> **Data section**:
* BEGIN *
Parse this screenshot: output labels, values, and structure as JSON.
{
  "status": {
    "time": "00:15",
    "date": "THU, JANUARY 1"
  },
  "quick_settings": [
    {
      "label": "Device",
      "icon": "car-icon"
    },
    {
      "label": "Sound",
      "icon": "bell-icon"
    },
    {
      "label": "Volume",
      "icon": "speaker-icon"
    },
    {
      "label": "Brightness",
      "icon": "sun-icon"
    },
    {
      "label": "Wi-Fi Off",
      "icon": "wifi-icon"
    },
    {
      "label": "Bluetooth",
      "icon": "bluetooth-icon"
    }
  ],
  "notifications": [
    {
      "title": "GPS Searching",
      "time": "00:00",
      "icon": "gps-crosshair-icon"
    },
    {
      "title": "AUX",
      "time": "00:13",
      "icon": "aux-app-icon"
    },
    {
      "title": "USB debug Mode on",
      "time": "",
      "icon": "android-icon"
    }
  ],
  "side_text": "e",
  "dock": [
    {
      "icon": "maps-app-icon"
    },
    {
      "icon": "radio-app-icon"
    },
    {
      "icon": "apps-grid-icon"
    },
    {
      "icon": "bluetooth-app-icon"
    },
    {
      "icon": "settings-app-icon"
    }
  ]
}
* END *
> **Instructions for the task**: Return the entries in full, keeping every line exactly as it is.

> **Result of this exercise**:
Parse this screenshot: output labels, values, and structure as JSON.
{
  "status": {
    "time": "00:15",
    "date": "THU, JANUARY 1"
  },
  "quick_settings": [
    {
      "label": "Device",
      "icon": "car-icon"
    },
    {
      "label": "Sound",
      "icon": "bell-icon"
    },
    {
      "label": "Volume",
      "icon": "speaker-icon"
    },
    {
      "label": "Brightness",
      "icon": "sun-icon"
    },
    {
      "label": "Wi-Fi Off",
      "icon": "wifi-icon"
    },
    {
      "label": "Bluetooth",
      "icon": "bluetooth-icon"
    }
  ],
  "notifications": [
    {
      "title": "GPS Searching",
      "time": "00:00",
      "icon": "gps-crosshair-icon"
    },
    {
      "title": "AUX",
      "time": "00:13",
      "icon": "aux-app-icon"
    },
    {
      "title": "USB debug Mode on",
      "time": "",
      "icon": "android-icon"
    }
  ],
  "side_text": "e",
  "dock": [
    {
      "icon": "maps-app-icon"
    },
    {
      "icon": "radio-app-icon"
    },
    {
      "icon": "apps-grid-icon"
    },
    {
      "icon": "bluetooth-app-icon"
    },
    {
      "icon": "settings-app-icon"
    }
  ]
}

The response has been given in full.